▸ **Task description**: Report, as a bare number, how many lines contain the string "uses".

▸ **Supplied entries**:
=====

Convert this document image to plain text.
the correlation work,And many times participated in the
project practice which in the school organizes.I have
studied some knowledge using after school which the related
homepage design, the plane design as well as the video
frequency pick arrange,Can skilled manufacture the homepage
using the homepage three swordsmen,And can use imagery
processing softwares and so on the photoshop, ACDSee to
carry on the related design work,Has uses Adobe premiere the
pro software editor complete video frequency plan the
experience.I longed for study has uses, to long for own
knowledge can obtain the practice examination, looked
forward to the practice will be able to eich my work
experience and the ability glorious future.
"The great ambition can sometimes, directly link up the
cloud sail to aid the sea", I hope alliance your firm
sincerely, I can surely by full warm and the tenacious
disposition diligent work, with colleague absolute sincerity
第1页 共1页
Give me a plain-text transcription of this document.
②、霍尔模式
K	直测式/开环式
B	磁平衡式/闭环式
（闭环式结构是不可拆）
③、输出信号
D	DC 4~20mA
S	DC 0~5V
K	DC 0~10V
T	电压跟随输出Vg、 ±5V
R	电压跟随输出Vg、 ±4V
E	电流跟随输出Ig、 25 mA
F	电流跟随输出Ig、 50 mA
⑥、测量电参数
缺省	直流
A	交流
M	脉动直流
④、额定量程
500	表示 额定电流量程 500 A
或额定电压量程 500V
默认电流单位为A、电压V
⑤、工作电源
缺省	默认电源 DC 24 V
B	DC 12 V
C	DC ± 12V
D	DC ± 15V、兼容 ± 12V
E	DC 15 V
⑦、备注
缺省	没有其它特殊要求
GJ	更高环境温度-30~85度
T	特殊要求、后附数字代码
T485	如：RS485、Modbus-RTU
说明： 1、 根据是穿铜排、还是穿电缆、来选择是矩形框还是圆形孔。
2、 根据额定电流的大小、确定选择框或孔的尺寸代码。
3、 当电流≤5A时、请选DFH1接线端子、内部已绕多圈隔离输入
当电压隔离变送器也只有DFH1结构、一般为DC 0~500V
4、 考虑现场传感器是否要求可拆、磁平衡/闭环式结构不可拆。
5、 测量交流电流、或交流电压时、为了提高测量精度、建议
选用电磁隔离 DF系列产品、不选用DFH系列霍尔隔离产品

=====

▸ **Complete response**: 2